Exactly as they appear, output all of the entries.

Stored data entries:
>> START
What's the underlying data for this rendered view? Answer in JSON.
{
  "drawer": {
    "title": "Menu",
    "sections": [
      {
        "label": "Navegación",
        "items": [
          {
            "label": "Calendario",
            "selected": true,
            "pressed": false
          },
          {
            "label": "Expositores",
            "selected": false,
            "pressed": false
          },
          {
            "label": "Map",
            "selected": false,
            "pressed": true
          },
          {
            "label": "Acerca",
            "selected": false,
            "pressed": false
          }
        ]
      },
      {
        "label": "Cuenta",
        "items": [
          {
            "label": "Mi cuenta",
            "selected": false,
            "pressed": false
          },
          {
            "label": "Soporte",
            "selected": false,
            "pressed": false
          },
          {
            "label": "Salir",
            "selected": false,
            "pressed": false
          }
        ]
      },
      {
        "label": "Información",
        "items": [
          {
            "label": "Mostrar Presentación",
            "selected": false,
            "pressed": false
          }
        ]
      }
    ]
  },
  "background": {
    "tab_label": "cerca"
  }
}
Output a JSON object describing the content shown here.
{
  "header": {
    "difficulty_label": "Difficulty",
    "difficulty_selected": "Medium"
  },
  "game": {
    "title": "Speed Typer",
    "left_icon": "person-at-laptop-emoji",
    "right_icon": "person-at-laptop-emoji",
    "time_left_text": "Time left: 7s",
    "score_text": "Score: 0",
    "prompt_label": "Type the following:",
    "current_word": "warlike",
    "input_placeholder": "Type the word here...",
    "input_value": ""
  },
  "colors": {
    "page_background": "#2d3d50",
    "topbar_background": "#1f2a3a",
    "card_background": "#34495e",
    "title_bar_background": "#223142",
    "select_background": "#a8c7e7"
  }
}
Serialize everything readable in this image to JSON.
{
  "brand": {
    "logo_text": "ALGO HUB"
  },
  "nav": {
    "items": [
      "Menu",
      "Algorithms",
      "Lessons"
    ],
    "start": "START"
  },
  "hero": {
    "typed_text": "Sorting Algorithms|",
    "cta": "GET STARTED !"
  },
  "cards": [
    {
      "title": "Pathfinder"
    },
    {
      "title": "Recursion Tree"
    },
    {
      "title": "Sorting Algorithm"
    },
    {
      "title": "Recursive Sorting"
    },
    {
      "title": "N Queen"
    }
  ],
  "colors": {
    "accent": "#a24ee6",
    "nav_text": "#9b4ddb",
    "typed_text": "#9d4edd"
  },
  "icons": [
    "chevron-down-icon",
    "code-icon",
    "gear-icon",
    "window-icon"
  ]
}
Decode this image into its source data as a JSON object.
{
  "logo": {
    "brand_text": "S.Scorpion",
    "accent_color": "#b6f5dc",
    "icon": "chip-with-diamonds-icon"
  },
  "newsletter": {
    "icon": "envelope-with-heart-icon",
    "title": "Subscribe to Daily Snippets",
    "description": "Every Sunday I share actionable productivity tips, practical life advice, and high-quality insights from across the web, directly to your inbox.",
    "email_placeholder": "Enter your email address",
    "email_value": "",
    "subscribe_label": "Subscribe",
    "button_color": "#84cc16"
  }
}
>> END
• [SOLVED EXERCISE]:
What's the underlying data for this rendered view? Answer in JSON.
{
  "drawer": {
    "title": "Menu",
    "sections": [
      {
        "label": "Navegación",
        "items": [
          {
            "label": "Calendario",
            "selected": true,
            "pressed": false
          },
          {
            "label": "Expositores",
            "selected": false,
            "pressed": false
          },
          {
            "label": "Map",
            "selected": false,
            "pressed": true
          },
          {
            "label": "Acerca",
            "selected": false,
            "pressed": false
          }
        ]
      },
      {
        "label": "Cuenta",
        "items": [
          {
            "label": "Mi cuenta",
            "selected": false,
            "pressed": false
          },
          {
            "label": "Soporte",
            "selected": false,
            "pressed": false
          },
          {
            "label": "Salir",
            "selected": false,
            "pressed": false
          }
        ]
      },
      {
        "label": "Información",
        "items": [
          {
            "label": "Mostrar Presentación",
            "selected": false,
            "pressed": false
          }
        ]
      }
    ]
  },
  "background": {
    "tab_label": "cerca"
  }
}
Output a JSON object describing the content shown here.
{
  "header": {
    "difficulty_label": "Difficulty",
    "difficulty_selected": "Medium"
  },
  "game": {
    "title": "Speed Typer",
    "left_icon": "person-at-laptop-emoji",
    "right_icon": "person-at-laptop-emoji",
    "time_left_text": "Time left: 7s",
    "score_text": "Score: 0",
    "prompt_label": "Type the following:",
    "current_word": "warlike",
    "input_placeholder": "Type the word here...",
    "input_value": ""
  },
  "colors": {
    "page_background": "#2d3d50",
    "topbar_background": "#1f2a3a",
    "card_background": "#34495e",
    "title_bar_background": "#223142",
    "select_background": "#a8c7e7"
  }
}
Serialize everything readable in this image to JSON.
{
  "brand": {
    "logo_text": "ALGO HUB"
  },
  "nav": {
    "items": [
      "Menu",
      "Algorithms",
      "Lessons"
    ],
    "start": "START"
  },
  "hero": {
    "typed_text": "Sorting Algorithms|",
    "cta": "GET STARTED !"
  },
  "cards": [
    {
      "title": "Pathfinder"
    },
    {
      "title": "Recursion Tree"
    },
    {
      "title": "Sorting Algorithm"
    },
    {
      "title": "Recursive Sorting"
    },
    {
      "title": "N Queen"
    }
  ],
  "colors": {
    "accent": "#a24ee6",
    "nav_text": "#9b4ddb",
    "typed_text": "#9d4edd"
  },
  "icons": [
    "chevron-down-icon",
    "code-icon",
    "gear-icon",
    "window-icon"
  ]
}
Decode this image into its source data as a JSON object.
{
  "logo": {
    "brand_text": "S.Scorpion",
    "accent_color": "#b6f5dc",
    "icon": "chip-with-diamonds-icon"
  },
  "newsletter": {
    "icon": "envelope-with-heart-icon",
    "title": "Subscribe to Daily Snippets",
    "description": "Every Sunday I share actionable productivity tips, practical life advice, and high-quality insights from across the web, directly to your inbox.",
    "email_placeholder": "Enter your email address",
    "email_value": "",
    "subscribe_label": "Subscribe",
    "button_color": "#84cc16"
  }
}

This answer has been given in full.